● **Exercise**
Select every line containing the word "JSON" from the material, and copy those lines.

● **Exercise input**

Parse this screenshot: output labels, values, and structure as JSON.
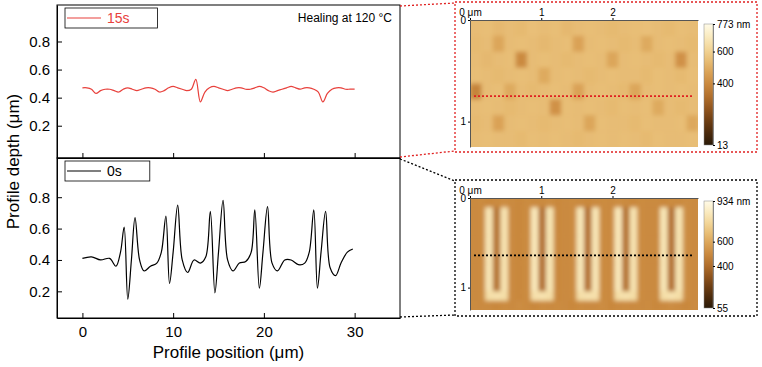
{
  "chart_data": [
    {
      "type": "line",
      "annotation": "Healing at 120 °C",
      "x": [
        0,
        0.5,
        1,
        1.5,
        2,
        2.5,
        3,
        3.5,
        4,
        4.5,
        5,
        5.5,
        6,
        6.5,
        7,
        7.5,
        8,
        8.5,
        9,
        9.5,
        10,
        10.5,
        11,
        11.5,
        12,
        12.5,
        13,
        13.5,
        14,
        14.5,
        15,
        15.5,
        16,
        16.5,
        17,
        17.5,
        18,
        18.5,
        19,
        19.5,
        20,
        20.5,
        21,
        21.5,
        22,
        22.5,
        23,
        23.5,
        24,
        24.5,
        25,
        25.5,
        26,
        26.5,
        27,
        27.5,
        28,
        28.5,
        29,
        29.5,
        30
      ],
      "series": [
        {
          "name": "15s",
          "color": "#e8413c",
          "values": [
            0.47,
            0.47,
            0.46,
            0.43,
            0.45,
            0.46,
            0.46,
            0.45,
            0.44,
            0.46,
            0.47,
            0.46,
            0.45,
            0.46,
            0.47,
            0.47,
            0.46,
            0.44,
            0.45,
            0.47,
            0.48,
            0.47,
            0.46,
            0.45,
            0.46,
            0.53,
            0.37,
            0.44,
            0.47,
            0.48,
            0.47,
            0.46,
            0.45,
            0.46,
            0.47,
            0.47,
            0.46,
            0.46,
            0.47,
            0.48,
            0.47,
            0.45,
            0.44,
            0.45,
            0.46,
            0.47,
            0.48,
            0.47,
            0.46,
            0.47,
            0.47,
            0.46,
            0.44,
            0.37,
            0.43,
            0.46,
            0.47,
            0.47,
            0.46,
            0.46,
            0.46
          ]
        }
      ],
      "xlim": [
        -2.8,
        35
      ],
      "ylim": [
        -0.03,
        1.06
      ],
      "xticks": [
        0,
        10,
        20,
        30
      ],
      "yticks": [
        0.2,
        0.4,
        0.6,
        0.8
      ],
      "legend": "upper left",
      "tick_labels": "y"
    },
    {
      "type": "line",
      "xlabel": "Profile position (μm)",
      "ylabel": "Profile depth (μm)",
      "x": [
        0,
        1,
        2,
        3,
        3.7,
        4.2,
        4.6,
        5,
        5.4,
        5.8,
        6.3,
        6.8,
        7.5,
        8.2,
        8.7,
        9.2,
        9.6,
        10,
        10.5,
        11,
        11.6,
        12.3,
        13,
        13.6,
        14.1,
        14.6,
        15,
        15.5,
        16,
        16.6,
        17.3,
        18,
        18.6,
        19,
        19.5,
        19.9,
        20.4,
        20.9,
        21.5,
        22.3,
        23,
        23.8,
        24.5,
        25,
        25.5,
        25.9,
        26.3,
        26.8,
        27.3,
        27.9,
        28.5,
        29.2,
        29.8
      ],
      "series": [
        {
          "name": "0s",
          "color": "#000000",
          "values": [
            0.41,
            0.42,
            0.4,
            0.41,
            0.36,
            0.45,
            0.61,
            0.15,
            0.4,
            0.67,
            0.4,
            0.33,
            0.36,
            0.38,
            0.45,
            0.68,
            0.25,
            0.45,
            0.75,
            0.4,
            0.32,
            0.4,
            0.38,
            0.42,
            0.71,
            0.19,
            0.45,
            0.78,
            0.4,
            0.33,
            0.38,
            0.39,
            0.45,
            0.72,
            0.22,
            0.45,
            0.74,
            0.38,
            0.33,
            0.4,
            0.4,
            0.37,
            0.38,
            0.45,
            0.72,
            0.22,
            0.45,
            0.71,
            0.35,
            0.3,
            0.38,
            0.45,
            0.47
          ]
        }
      ],
      "xlim": [
        -2.8,
        35
      ],
      "ylim": [
        0.03,
        1.05
      ],
      "xticks": [
        0,
        10,
        20,
        30
      ],
      "yticks": [
        0.2,
        0.4,
        0.6,
        0.8
      ],
      "legend": "upper left",
      "tick_labels": true
    },
    {
      "type": "heatmap",
      "xlim": [
        0,
        3.2
      ],
      "ylim": [
        0,
        1.25
      ],
      "xticks": [
        {
          "value": 0,
          "label": "0 μm"
        },
        1,
        2
      ],
      "yticks": [
        0,
        1
      ],
      "color_range": [
        13,
        773
      ],
      "color_ticks": [
        {
          "value": 773,
          "label": "773 nm"
        },
        600,
        400,
        13
      ],
      "profile_line": {
        "y": 0.75,
        "color": "#e02020"
      },
      "cells": [
        [
          540,
          545,
          530,
          540,
          535,
          550,
          540,
          545,
          530,
          540,
          545,
          540,
          535,
          540,
          545,
          550,
          540,
          535,
          545,
          540
        ],
        [
          535,
          540,
          480,
          540,
          545,
          540,
          530,
          540,
          545,
          470,
          540,
          545,
          540,
          535,
          540,
          490,
          540,
          545,
          540,
          535
        ],
        [
          540,
          530,
          540,
          545,
          400,
          540,
          545,
          540,
          535,
          540,
          545,
          540,
          480,
          540,
          545,
          540,
          535,
          540,
          420,
          540
        ],
        [
          545,
          540,
          535,
          540,
          545,
          540,
          490,
          540,
          545,
          540,
          535,
          540,
          545,
          540,
          540,
          535,
          545,
          540,
          535,
          545
        ],
        [
          380,
          540,
          545,
          490,
          540,
          535,
          540,
          545,
          540,
          470,
          540,
          545,
          540,
          535,
          480,
          540,
          545,
          540,
          545,
          540
        ],
        [
          540,
          545,
          540,
          535,
          540,
          545,
          540,
          420,
          545,
          540,
          545,
          540,
          535,
          545,
          540,
          545,
          490,
          540,
          535,
          540
        ],
        [
          535,
          540,
          470,
          540,
          545,
          540,
          535,
          540,
          545,
          540,
          480,
          545,
          540,
          540,
          535,
          545,
          540,
          540,
          545,
          485
        ],
        [
          540,
          545,
          540,
          540,
          535,
          545,
          540,
          545,
          540,
          535,
          540,
          545,
          540,
          545,
          540,
          535,
          545,
          540,
          540,
          545
        ]
      ]
    },
    {
      "type": "heatmap",
      "xlim": [
        0,
        3.2
      ],
      "ylim": [
        0,
        1.25
      ],
      "xticks": [
        {
          "value": 0,
          "label": "0 μm"
        },
        1,
        2
      ],
      "yticks": [
        0,
        1
      ],
      "color_range": [
        55,
        934
      ],
      "color_ticks": [
        {
          "value": 934,
          "label": "934 nm"
        },
        600,
        400,
        55
      ],
      "profile_line": {
        "y": 0.64,
        "color": "#000000"
      },
      "cells": [
        [
          500,
          505,
          495,
          500,
          510,
          500,
          495,
          505,
          500,
          500,
          510,
          495,
          500,
          505,
          500,
          495,
          500,
          505,
          500,
          510,
          500,
          495,
          505,
          500,
          500,
          495,
          505,
          500,
          510,
          500
        ],
        [
          500,
          505,
          820,
          420,
          810,
          500,
          495,
          505,
          830,
          410,
          815,
          495,
          500,
          505,
          825,
          415,
          820,
          505,
          500,
          830,
          420,
          810,
          505,
          500,
          500,
          820,
          410,
          815,
          510,
          500
        ],
        [
          500,
          505,
          820,
          420,
          810,
          500,
          495,
          505,
          830,
          410,
          815,
          495,
          500,
          505,
          825,
          415,
          820,
          505,
          500,
          830,
          420,
          810,
          505,
          500,
          500,
          820,
          410,
          815,
          510,
          500
        ],
        [
          500,
          505,
          820,
          420,
          810,
          500,
          495,
          505,
          830,
          410,
          815,
          495,
          500,
          505,
          825,
          415,
          820,
          505,
          500,
          830,
          420,
          810,
          505,
          500,
          500,
          820,
          410,
          815,
          510,
          500
        ],
        [
          500,
          505,
          820,
          420,
          810,
          500,
          495,
          505,
          830,
          410,
          815,
          495,
          500,
          505,
          825,
          415,
          820,
          505,
          500,
          830,
          420,
          810,
          505,
          500,
          500,
          820,
          410,
          815,
          510,
          500
        ],
        [
          500,
          505,
          820,
          420,
          810,
          500,
          495,
          505,
          830,
          410,
          815,
          495,
          500,
          505,
          825,
          415,
          820,
          505,
          500,
          830,
          420,
          810,
          505,
          500,
          500,
          820,
          410,
          815,
          510,
          500
        ],
        [
          500,
          505,
          820,
          420,
          810,
          500,
          495,
          505,
          830,
          410,
          815,
          495,
          500,
          505,
          825,
          415,
          820,
          505,
          500,
          830,
          420,
          810,
          505,
          500,
          500,
          820,
          410,
          815,
          510,
          500
        ],
        [
          500,
          505,
          820,
          420,
          810,
          500,
          495,
          505,
          830,
          410,
          815,
          495,
          500,
          505,
          825,
          415,
          820,
          505,
          500,
          830,
          420,
          810,
          505,
          500,
          500,
          820,
          410,
          815,
          510,
          500
        ],
        [
          500,
          505,
          820,
          420,
          810,
          500,
          495,
          505,
          830,
          410,
          815,
          495,
          500,
          505,
          825,
          415,
          820,
          505,
          500,
          830,
          420,
          810,
          505,
          500,
          500,
          820,
          410,
          815,
          510,
          500
        ],
        [
          500,
          505,
          820,
          420,
          810,
          500,
          495,
          505,
          830,
          410,
          815,
          495,
          500,
          505,
          825,
          415,
          820,
          505,
          500,
          830,
          420,
          810,
          505,
          500,
          500,
          820,
          410,
          815,
          510,
          500
        ],
        [
          500,
          505,
          790,
          800,
          790,
          500,
          495,
          505,
          795,
          805,
          790,
          495,
          500,
          505,
          790,
          800,
          795,
          505,
          500,
          790,
          800,
          785,
          505,
          500,
          500,
          790,
          805,
          790,
          510,
          500
        ],
        [
          505,
          500,
          500,
          495,
          505,
          500,
          510,
          500,
          495,
          505,
          500,
          505,
          500,
          495,
          505,
          500,
          500,
          510,
          495,
          500,
          505,
          500,
          500,
          505,
          495,
          500,
          510,
          500,
          495,
          505
        ]
      ]
    }
  ]
}
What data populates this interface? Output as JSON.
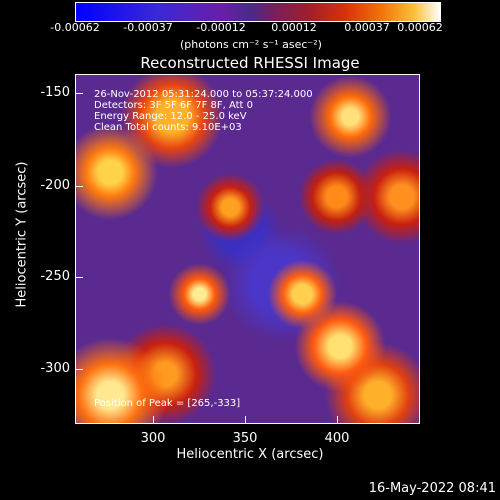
{
  "colorbar": {
    "ticks": [
      "-0.00062",
      "-0.00037",
      "-0.00012",
      "0.00012",
      "0.00037",
      "0.00062"
    ],
    "units": "(photons cm⁻² s⁻¹ asec⁻²)"
  },
  "plot": {
    "title": "Reconstructed RHESSI Image",
    "annotations": [
      "26-Nov-2012 05:31:24.000 to 05:37:24.000",
      "Detectors: 3F 5F 6F 7F 8F, Att 0",
      "Energy Range: 12.0 - 25.0 keV",
      "Clean    Total counts: 9.10E+03"
    ],
    "peak": "Position of Peak = [265,-333]",
    "xlabel": "Heliocentric X (arcsec)",
    "ylabel": "Heliocentric Y (arcsec)",
    "xticks": [
      "300",
      "350",
      "400"
    ],
    "yticks": [
      "-150",
      "-200",
      "-250",
      "-300"
    ]
  },
  "timestamp": "16-May-2022 08:41"
}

● **The solution**
Parse this screenshot: output labels, values, and structure as JSON.
What data populates this interface? Output as JSON.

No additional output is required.